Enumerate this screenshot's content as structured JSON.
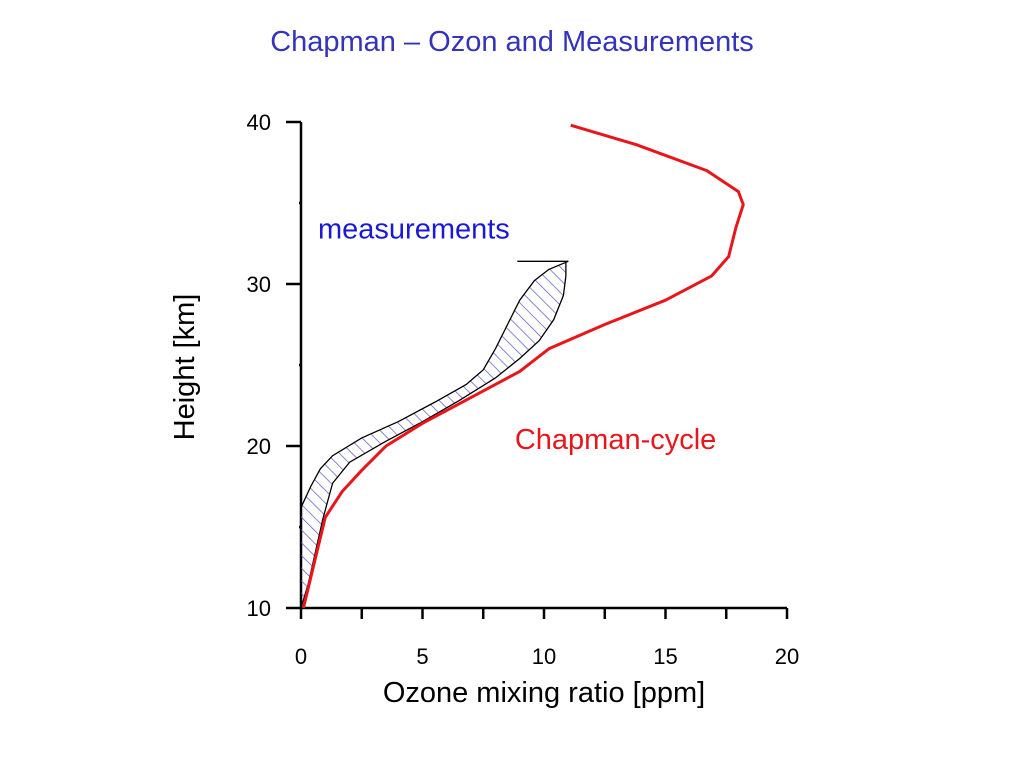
{
  "title": "Chapman – Ozon and Measurements",
  "colors": {
    "title": "#3333bb",
    "chapman": "#e8161b",
    "measurements_label": "#1a1ad6",
    "hatch": "#5555cc",
    "axis": "#000000"
  },
  "chart_data": {
    "type": "line",
    "title": "Chapman – Ozon and Measurements",
    "xlabel": "Ozone mixing ratio [ppm]",
    "ylabel": "Height [km]",
    "xlim": [
      0,
      20
    ],
    "ylim": [
      10,
      40
    ],
    "xticks": [
      0,
      5,
      10,
      15,
      20
    ],
    "yticks": [
      10,
      20,
      30,
      40
    ],
    "grid": false,
    "series": [
      {
        "name": "Chapman-cycle",
        "color": "#e8161b",
        "points": [
          [
            0.1,
            10.0
          ],
          [
            0.5,
            12.5
          ],
          [
            1.0,
            15.6
          ],
          [
            1.7,
            17.2
          ],
          [
            2.5,
            18.5
          ],
          [
            3.5,
            20.0
          ],
          [
            5.0,
            21.4
          ],
          [
            7.0,
            23.0
          ],
          [
            9.0,
            24.6
          ],
          [
            10.2,
            26.0
          ],
          [
            12.5,
            27.5
          ],
          [
            15.0,
            29.0
          ],
          [
            16.9,
            30.5
          ],
          [
            17.6,
            31.7
          ],
          [
            17.9,
            33.5
          ],
          [
            18.2,
            34.9
          ],
          [
            18.0,
            35.7
          ],
          [
            16.7,
            37.0
          ],
          [
            13.8,
            38.6
          ],
          [
            11.1,
            39.8
          ]
        ]
      },
      {
        "name": "measurements",
        "type": "band",
        "color": "#5555cc",
        "upper": [
          [
            0.0,
            16.2
          ],
          [
            0.4,
            17.5
          ],
          [
            0.8,
            18.6
          ],
          [
            1.3,
            19.4
          ],
          [
            2.5,
            20.5
          ],
          [
            4.0,
            21.5
          ],
          [
            5.5,
            22.7
          ],
          [
            6.8,
            23.8
          ],
          [
            7.5,
            24.7
          ],
          [
            8.0,
            26.0
          ],
          [
            8.5,
            27.5
          ],
          [
            9.0,
            29.0
          ],
          [
            9.6,
            30.2
          ],
          [
            10.2,
            30.9
          ],
          [
            11.0,
            31.4
          ]
        ],
        "lower": [
          [
            0.0,
            10.0
          ],
          [
            0.3,
            11.5
          ],
          [
            0.6,
            13.5
          ],
          [
            0.9,
            15.5
          ],
          [
            1.3,
            17.7
          ],
          [
            2.0,
            19.0
          ],
          [
            3.5,
            20.3
          ],
          [
            5.0,
            21.5
          ],
          [
            6.5,
            22.8
          ],
          [
            8.0,
            24.2
          ],
          [
            9.0,
            25.4
          ],
          [
            9.8,
            26.5
          ],
          [
            10.4,
            27.8
          ],
          [
            10.8,
            29.3
          ],
          [
            10.9,
            30.5
          ],
          [
            10.9,
            31.4
          ]
        ],
        "top": [
          [
            8.9,
            31.4
          ],
          [
            11.0,
            31.4
          ]
        ]
      }
    ],
    "annotations": [
      {
        "text": "measurements",
        "x": 0.7,
        "y": 32.8,
        "color": "#1a1ad6"
      },
      {
        "text": "Chapman-cycle",
        "x": 8.8,
        "y": 19.8,
        "color": "#e8161b"
      }
    ]
  }
}
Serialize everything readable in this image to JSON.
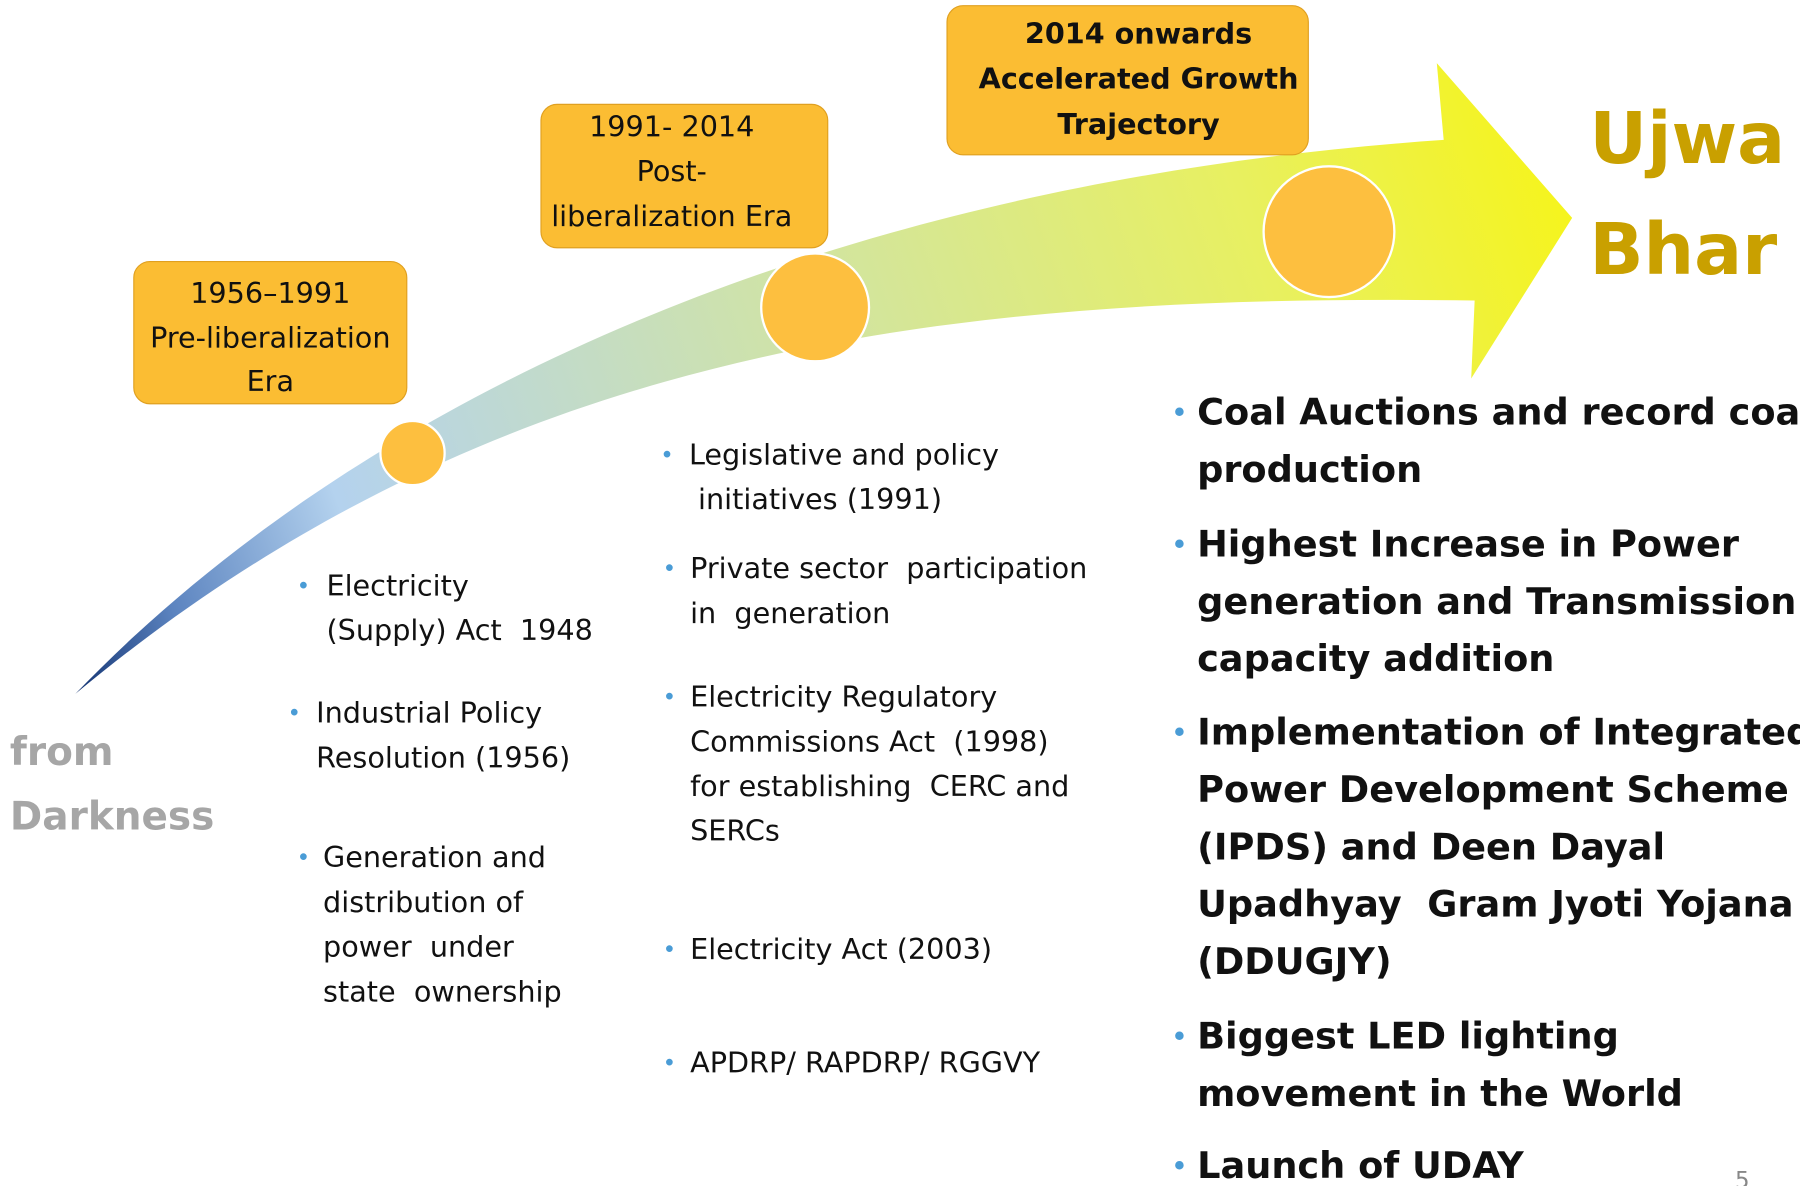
{
  "title": [
    "Ujwa",
    "Bhar"
  ],
  "origin": [
    "from",
    "Darkness"
  ],
  "page_number": "5",
  "eras": [
    {
      "label": [
        "1956–1991",
        "Pre-liberalization",
        "Era"
      ],
      "bullets": [
        [
          "Electricity",
          "(Supply) Act  1948"
        ],
        [
          "Industrial Policy",
          "Resolution (1956)"
        ],
        [
          "Generation and",
          "distribution of",
          "power  under",
          "state  ownership"
        ]
      ]
    },
    {
      "label": [
        "1991- 2014",
        "Post-",
        "liberalization Era"
      ],
      "bullets": [
        [
          "Legislative and policy",
          " initiatives (1991)"
        ],
        [
          "Private sector  participation",
          "in  generation"
        ],
        [
          "Electricity Regulatory",
          "Commissions Act  (1998)",
          "for establishing  CERC and",
          "SERCs"
        ],
        [
          "Electricity Act (2003)"
        ],
        [
          "APDRP/ RAPDRP/ RGGVY"
        ]
      ]
    },
    {
      "label": [
        "2014 onwards",
        "Accelerated Growth",
        "Trajectory"
      ],
      "bullets": [
        [
          "Coal Auctions and record coal",
          "production"
        ],
        [
          "Highest Increase in Power",
          "generation and Transmission",
          "capacity addition"
        ],
        [
          "Implementation of Integrated",
          "Power Development Scheme",
          "(IPDS) and Deen Dayal",
          "Upadhyay  Gram Jyoti Yojana",
          "(DDUGJY)"
        ],
        [
          "Biggest LED lighting",
          "movement in the World"
        ],
        [
          "Launch of UDAY"
        ]
      ]
    }
  ]
}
..............................
#### Written instruction:
Repeat the material exactly as it reads, without any of its pictures.

#### Task result:
Enumerate this screenshot's content as structured JSON.
{
  "title": "Chapman – Ozon and Measurements",
  "colors": {
    "title": "#3333bb",
    "chapman": "#e8161b",
    "measurements_label": "#1a1ad6",
    "hatch": "#5555cc",
    "axis": "#000000"
  },
  "chart_data": {
    "type": "line",
    "title": "Chapman – Ozon and Measurements",
    "xlabel": "Ozone mixing ratio [ppm]",
    "ylabel": "Height [km]",
    "xlim": [
      0,
      20
    ],
    "ylim": [
      10,
      40
    ],
    "xticks": [
      0,
      5,
      10,
      15,
      20
    ],
    "yticks": [
      10,
      20,
      30,
      40
    ],
    "grid": false,
    "series": [
      {
        "name": "Chapman-cycle",
        "color": "#e8161b",
        "points": [
          [
            0.1,
            10.0
          ],
          [
            0.5,
            12.5
          ],
          [
            1.0,
            15.6
          ],
          [
            1.7,
            17.2
          ],
          [
            2.5,
            18.5
          ],
          [
            3.5,
            20.0
          ],
          [
            5.0,
            21.4
          ],
          [
            7.0,
            23.0
          ],
          [
            9.0,
            24.6
          ],
          [
            10.2,
            26.0
          ],
          [
            12.5,
            27.5
          ],
          [
            15.0,
            29.0
          ],
          [
            16.9,
            30.5
          ],
          [
            17.6,
            31.7
          ],
          [
            17.9,
            33.5
          ],
          [
            18.2,
            34.9
          ],
          [
            18.0,
            35.7
          ],
          [
            16.7,
            37.0
          ],
          [
            13.8,
            38.6
          ],
          [
            11.1,
            39.8
          ]
        ]
      },
      {
        "name": "measurements",
        "type": "band",
        "color": "#5555cc",
        "upper": [
          [
            0.0,
            16.2
          ],
          [
            0.4,
            17.5
          ],
          [
            0.8,
            18.6
          ],
          [
            1.3,
            19.4
          ],
          [
            2.5,
            20.5
          ],
          [
            4.0,
            21.5
          ],
          [
            5.5,
            22.7
          ],
          [
            6.8,
            23.8
          ],
          [
            7.5,
            24.7
          ],
          [
            8.0,
            26.0
          ],
          [
            8.5,
            27.5
          ],
          [
            9.0,
            29.0
          ],
          [
            9.6,
            30.2
          ],
          [
            10.2,
            30.9
          ],
          [
            11.0,
            31.4
          ]
        ],
        "lower": [
          [
            0.0,
            10.0
          ],
          [
            0.3,
            11.5
          ],
          [
            0.6,
            13.5
          ],
          [
            0.9,
            15.5
          ],
          [
            1.3,
            17.7
          ],
          [
            2.0,
            19.0
          ],
          [
            3.5,
            20.3
          ],
          [
            5.0,
            21.5
          ],
          [
            6.5,
            22.8
          ],
          [
            8.0,
            24.2
          ],
          [
            9.0,
            25.4
          ],
          [
            9.8,
            26.5
          ],
          [
            10.4,
            27.8
          ],
          [
            10.8,
            29.3
          ],
          [
            10.9,
            30.5
          ],
          [
            10.9,
            31.4
          ]
        ],
        "top": [
          [
            8.9,
            31.4
          ],
          [
            11.0,
            31.4
          ]
        ]
      }
    ],
    "annotations": [
      {
        "text": "measurements",
        "x": 0.7,
        "y": 32.8,
        "color": "#1a1ad6"
      },
      {
        "text": "Chapman-cycle",
        "x": 8.8,
        "y": 19.8,
        "color": "#e8161b"
      }
    ]
  }
}
Serialize everything readable in this image to JSON.
{
  "title": [
    "Ujwa",
    "Bhar"
  ],
  "origin": [
    "from",
    "Darkness"
  ],
  "page_number": "5",
  "eras": [
    {
      "label": [
        "1956–1991",
        "Pre-liberalization",
        "Era"
      ],
      "bullets": [
        [
          "Electricity",
          "(Supply) Act  1948"
        ],
        [
          "Industrial Policy",
          "Resolution (1956)"
        ],
        [
          "Generation and",
          "distribution of",
          "power  under",
          "state  ownership"
        ]
      ]
    },
    {
      "label": [
        "1991- 2014",
        "Post-",
        "liberalization Era"
      ],
      "bullets": [
        [
          "Legislative and policy",
          " initiatives (1991)"
        ],
        [
          "Private sector  participation",
          "in  generation"
        ],
        [
          "Electricity Regulatory",
          "Commissions Act  (1998)",
          "for establishing  CERC and",
          "SERCs"
        ],
        [
          "Electricity Act (2003)"
        ],
        [
          "APDRP/ RAPDRP/ RGGVY"
        ]
      ]
    },
    {
      "label": [
        "2014 onwards",
        "Accelerated Growth",
        "Trajectory"
      ],
      "bullets": [
        [
          "Coal Auctions and record coal",
          "production"
        ],
        [
          "Highest Increase in Power",
          "generation and Transmission",
          "capacity addition"
        ],
        [
          "Implementation of Integrated",
          "Power Development Scheme",
          "(IPDS) and Deen Dayal",
          "Upadhyay  Gram Jyoti Yojana",
          "(DDUGJY)"
        ],
        [
          "Biggest LED lighting",
          "movement in the World"
        ],
        [
          "Launch of UDAY"
        ]
      ]
    }
  ]
}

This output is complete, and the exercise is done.